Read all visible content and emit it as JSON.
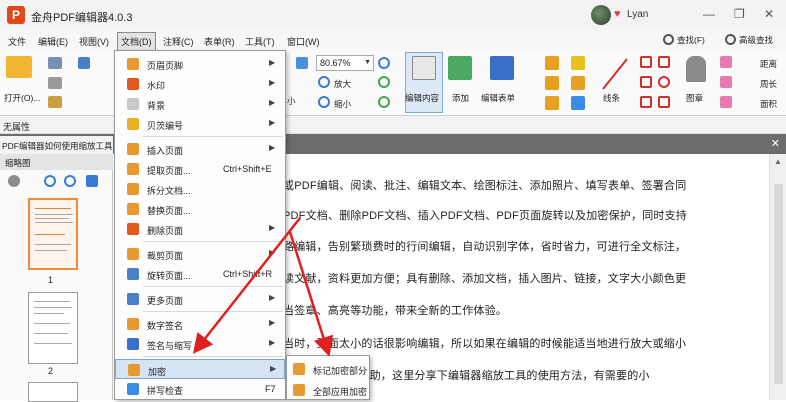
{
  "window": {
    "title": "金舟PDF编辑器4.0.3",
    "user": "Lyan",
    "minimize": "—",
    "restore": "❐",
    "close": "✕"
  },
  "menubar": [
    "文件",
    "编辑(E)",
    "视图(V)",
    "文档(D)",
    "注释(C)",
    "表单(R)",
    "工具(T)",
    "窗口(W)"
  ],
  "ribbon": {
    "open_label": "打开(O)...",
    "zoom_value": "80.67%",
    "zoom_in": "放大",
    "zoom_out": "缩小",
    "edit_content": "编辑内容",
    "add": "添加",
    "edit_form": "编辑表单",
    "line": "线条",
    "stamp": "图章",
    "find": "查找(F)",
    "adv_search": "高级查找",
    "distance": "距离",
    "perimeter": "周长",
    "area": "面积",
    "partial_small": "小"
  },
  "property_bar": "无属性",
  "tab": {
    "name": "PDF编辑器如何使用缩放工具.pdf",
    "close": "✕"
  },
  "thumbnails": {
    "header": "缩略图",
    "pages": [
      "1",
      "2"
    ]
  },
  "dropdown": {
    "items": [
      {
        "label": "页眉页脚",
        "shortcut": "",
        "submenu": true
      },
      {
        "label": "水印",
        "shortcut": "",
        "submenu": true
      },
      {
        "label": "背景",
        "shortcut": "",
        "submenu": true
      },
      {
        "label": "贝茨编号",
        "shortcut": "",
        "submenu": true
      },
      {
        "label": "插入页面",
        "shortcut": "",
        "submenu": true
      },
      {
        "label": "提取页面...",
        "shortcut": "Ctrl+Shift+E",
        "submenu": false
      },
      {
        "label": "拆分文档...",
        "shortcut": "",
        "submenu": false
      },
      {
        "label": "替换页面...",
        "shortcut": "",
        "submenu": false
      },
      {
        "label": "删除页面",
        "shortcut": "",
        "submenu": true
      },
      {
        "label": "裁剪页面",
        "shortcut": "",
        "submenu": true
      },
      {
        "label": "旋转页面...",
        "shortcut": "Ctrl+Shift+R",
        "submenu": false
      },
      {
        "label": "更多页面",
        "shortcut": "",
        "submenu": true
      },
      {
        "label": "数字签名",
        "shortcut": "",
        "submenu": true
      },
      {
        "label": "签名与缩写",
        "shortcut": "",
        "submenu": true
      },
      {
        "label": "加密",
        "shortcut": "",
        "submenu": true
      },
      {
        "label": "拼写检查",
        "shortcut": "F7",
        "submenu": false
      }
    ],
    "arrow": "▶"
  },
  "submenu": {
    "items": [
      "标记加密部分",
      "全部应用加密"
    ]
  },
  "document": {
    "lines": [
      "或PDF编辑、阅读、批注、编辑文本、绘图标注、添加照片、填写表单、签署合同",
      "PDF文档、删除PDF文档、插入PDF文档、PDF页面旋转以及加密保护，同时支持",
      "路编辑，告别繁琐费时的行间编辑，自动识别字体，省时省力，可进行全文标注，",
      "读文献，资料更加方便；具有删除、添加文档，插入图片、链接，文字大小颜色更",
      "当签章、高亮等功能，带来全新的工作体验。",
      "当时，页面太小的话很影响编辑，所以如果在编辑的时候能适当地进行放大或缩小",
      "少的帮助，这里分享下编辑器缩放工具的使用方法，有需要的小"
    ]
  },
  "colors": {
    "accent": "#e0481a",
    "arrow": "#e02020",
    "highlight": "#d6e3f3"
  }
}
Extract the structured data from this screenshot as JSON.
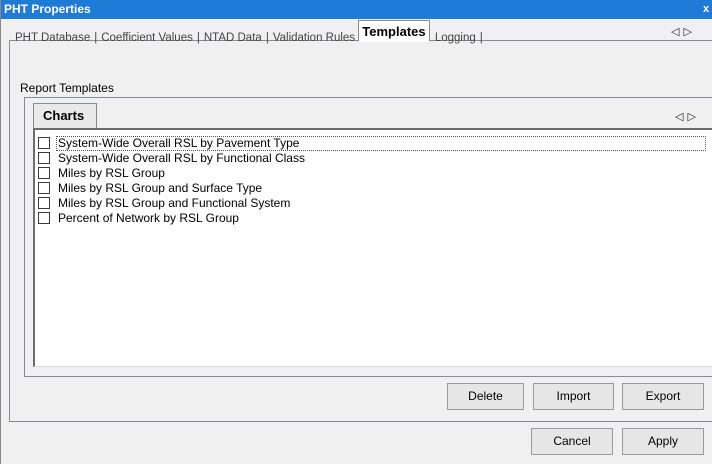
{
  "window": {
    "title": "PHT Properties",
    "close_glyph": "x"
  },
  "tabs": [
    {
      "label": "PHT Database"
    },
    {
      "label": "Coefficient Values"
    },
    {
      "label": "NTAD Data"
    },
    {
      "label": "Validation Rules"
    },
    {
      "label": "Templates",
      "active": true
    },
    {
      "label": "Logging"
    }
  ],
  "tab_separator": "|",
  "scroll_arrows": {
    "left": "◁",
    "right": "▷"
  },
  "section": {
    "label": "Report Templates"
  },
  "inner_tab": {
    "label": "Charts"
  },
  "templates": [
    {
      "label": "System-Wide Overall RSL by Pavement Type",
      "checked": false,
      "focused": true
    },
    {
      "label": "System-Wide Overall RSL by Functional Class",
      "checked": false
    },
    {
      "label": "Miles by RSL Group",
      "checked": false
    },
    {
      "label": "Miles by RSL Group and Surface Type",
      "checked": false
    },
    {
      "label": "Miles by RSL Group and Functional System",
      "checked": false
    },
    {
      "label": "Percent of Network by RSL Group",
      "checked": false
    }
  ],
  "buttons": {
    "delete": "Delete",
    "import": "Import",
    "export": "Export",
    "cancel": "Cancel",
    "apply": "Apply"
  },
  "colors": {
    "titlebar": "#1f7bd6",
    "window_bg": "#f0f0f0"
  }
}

• • • • • • •

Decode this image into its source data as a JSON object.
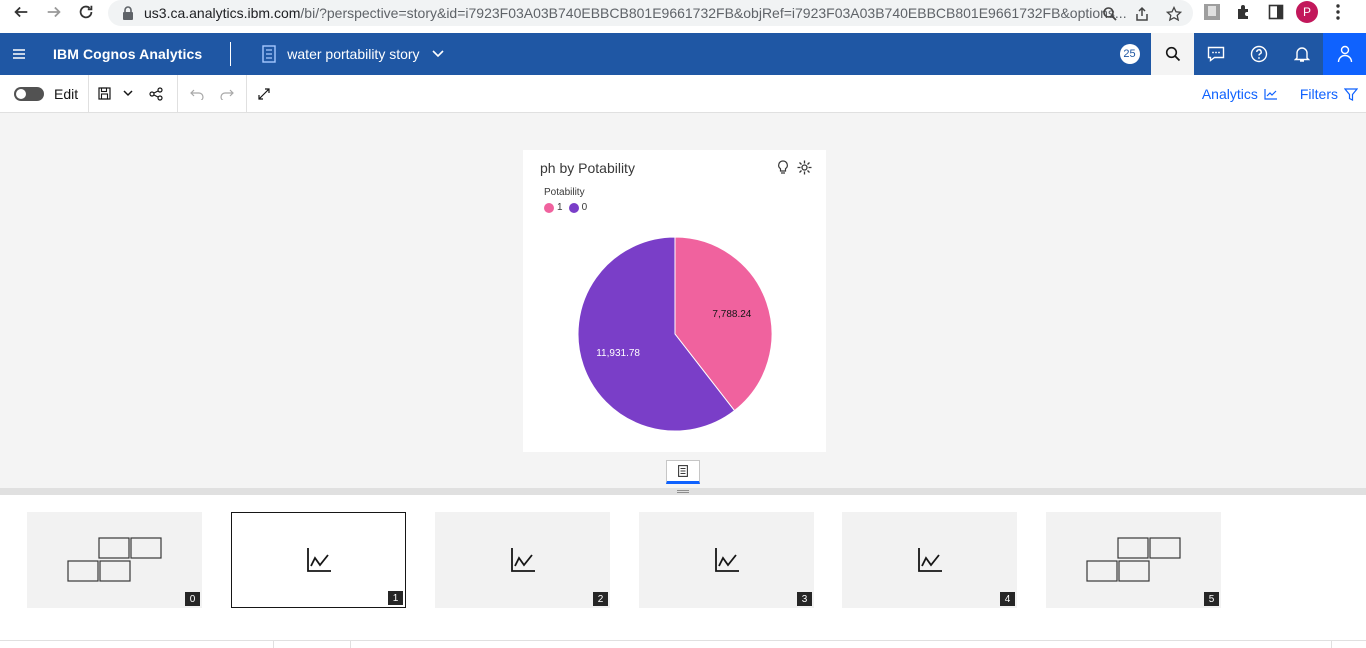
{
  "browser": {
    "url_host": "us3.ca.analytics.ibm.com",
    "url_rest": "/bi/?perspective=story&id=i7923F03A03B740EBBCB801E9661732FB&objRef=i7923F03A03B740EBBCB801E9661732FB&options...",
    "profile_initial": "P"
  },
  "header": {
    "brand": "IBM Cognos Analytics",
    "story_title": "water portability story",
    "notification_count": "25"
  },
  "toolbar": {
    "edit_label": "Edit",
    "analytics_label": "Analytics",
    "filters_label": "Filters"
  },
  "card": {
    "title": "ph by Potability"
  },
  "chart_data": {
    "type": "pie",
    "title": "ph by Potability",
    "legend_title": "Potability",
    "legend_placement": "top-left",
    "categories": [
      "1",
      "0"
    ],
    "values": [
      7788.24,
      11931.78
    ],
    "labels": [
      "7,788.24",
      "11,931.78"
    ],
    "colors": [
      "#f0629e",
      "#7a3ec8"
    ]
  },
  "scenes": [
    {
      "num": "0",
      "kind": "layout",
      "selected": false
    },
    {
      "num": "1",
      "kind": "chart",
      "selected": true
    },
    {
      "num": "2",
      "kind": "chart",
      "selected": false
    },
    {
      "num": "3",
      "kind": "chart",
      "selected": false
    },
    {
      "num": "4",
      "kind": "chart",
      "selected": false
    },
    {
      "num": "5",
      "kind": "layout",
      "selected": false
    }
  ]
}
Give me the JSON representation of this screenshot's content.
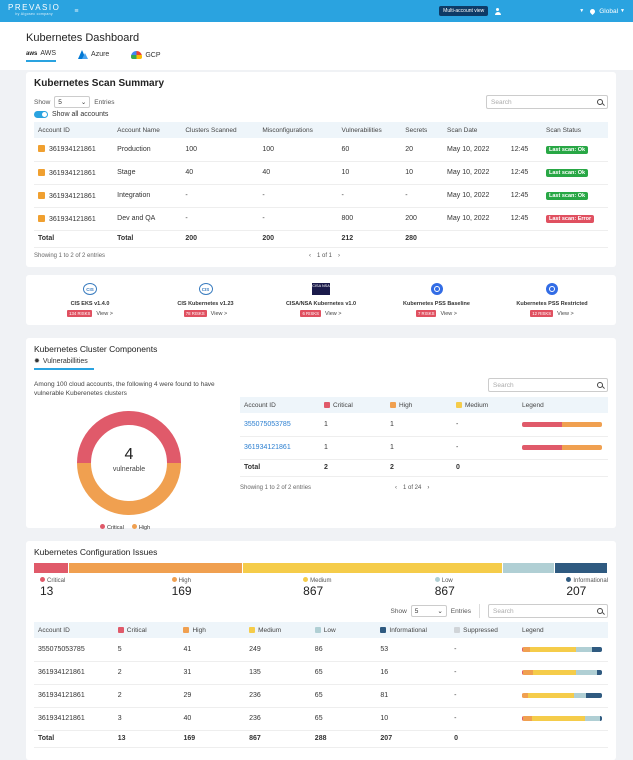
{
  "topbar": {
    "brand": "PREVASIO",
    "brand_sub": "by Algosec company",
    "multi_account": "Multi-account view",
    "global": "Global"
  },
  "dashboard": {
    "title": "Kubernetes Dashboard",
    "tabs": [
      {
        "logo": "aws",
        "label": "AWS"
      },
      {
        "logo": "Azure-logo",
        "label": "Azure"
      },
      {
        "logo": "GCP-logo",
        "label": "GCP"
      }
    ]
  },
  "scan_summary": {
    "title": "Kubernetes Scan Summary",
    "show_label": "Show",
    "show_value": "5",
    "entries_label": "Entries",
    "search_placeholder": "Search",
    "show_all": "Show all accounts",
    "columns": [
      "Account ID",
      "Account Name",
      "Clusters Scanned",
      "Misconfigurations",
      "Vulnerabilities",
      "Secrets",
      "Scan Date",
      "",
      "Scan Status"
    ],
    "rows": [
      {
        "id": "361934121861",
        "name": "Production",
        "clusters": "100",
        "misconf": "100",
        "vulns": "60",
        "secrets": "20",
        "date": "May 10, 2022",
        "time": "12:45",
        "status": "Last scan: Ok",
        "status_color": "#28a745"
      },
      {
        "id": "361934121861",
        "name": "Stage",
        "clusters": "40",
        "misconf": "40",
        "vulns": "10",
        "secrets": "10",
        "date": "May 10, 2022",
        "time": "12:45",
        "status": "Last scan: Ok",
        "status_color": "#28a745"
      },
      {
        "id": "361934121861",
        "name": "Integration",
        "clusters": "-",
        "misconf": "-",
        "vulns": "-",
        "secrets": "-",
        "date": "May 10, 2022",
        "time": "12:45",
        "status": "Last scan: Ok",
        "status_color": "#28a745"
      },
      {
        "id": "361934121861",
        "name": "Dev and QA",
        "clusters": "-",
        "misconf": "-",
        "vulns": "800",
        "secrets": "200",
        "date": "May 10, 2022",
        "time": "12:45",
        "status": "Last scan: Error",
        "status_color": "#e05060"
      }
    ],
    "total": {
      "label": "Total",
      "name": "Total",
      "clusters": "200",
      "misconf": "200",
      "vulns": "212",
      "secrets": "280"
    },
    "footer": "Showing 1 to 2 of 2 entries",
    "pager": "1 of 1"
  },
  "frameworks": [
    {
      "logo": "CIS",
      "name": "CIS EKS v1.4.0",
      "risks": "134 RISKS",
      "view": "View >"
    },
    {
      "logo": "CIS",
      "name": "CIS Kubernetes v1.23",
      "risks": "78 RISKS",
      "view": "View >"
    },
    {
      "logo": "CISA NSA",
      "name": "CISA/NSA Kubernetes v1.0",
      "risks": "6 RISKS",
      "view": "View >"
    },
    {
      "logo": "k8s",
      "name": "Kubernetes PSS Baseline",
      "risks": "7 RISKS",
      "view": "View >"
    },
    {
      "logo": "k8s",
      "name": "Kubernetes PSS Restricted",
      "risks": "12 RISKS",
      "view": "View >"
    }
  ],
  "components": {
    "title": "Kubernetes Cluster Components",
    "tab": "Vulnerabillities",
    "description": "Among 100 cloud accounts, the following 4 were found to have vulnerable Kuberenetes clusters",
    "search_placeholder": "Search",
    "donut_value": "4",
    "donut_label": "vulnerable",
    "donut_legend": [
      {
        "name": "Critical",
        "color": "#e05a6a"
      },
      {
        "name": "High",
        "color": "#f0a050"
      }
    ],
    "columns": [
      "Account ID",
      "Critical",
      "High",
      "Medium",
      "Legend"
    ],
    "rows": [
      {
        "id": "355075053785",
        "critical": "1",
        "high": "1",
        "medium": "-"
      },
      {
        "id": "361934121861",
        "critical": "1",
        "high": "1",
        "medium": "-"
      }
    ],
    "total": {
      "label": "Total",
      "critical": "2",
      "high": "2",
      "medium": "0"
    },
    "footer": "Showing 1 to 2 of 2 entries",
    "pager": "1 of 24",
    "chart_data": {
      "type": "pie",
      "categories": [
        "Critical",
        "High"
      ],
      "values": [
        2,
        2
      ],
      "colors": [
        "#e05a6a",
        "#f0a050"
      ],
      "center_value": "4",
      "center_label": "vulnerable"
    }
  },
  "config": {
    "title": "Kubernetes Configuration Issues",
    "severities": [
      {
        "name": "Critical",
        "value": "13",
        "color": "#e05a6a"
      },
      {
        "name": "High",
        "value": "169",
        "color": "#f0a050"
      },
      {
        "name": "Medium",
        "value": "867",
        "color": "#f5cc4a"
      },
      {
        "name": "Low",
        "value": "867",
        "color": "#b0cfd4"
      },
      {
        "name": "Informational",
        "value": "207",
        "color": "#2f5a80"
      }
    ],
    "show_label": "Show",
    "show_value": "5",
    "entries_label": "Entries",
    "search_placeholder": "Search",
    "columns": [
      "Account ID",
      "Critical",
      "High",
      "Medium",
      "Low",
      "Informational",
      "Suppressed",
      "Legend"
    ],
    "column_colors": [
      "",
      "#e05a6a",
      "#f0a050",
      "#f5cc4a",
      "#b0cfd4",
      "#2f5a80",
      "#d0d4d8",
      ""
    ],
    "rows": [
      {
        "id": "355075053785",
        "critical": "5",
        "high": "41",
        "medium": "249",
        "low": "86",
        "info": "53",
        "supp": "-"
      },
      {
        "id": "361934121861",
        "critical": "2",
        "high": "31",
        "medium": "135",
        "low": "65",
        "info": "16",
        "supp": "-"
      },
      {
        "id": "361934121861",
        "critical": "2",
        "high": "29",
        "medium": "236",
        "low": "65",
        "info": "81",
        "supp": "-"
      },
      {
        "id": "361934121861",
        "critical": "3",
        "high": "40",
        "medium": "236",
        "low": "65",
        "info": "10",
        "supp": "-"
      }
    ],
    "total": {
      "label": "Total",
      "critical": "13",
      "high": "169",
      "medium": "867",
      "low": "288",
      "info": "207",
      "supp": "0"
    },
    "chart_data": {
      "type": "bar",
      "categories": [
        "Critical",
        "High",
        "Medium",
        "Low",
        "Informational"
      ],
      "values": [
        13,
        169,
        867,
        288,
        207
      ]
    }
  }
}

• • • • • • •

## Problem
In the records shown above, how many lines include the word "logo"? Answer with the number only.

## Expected answer
8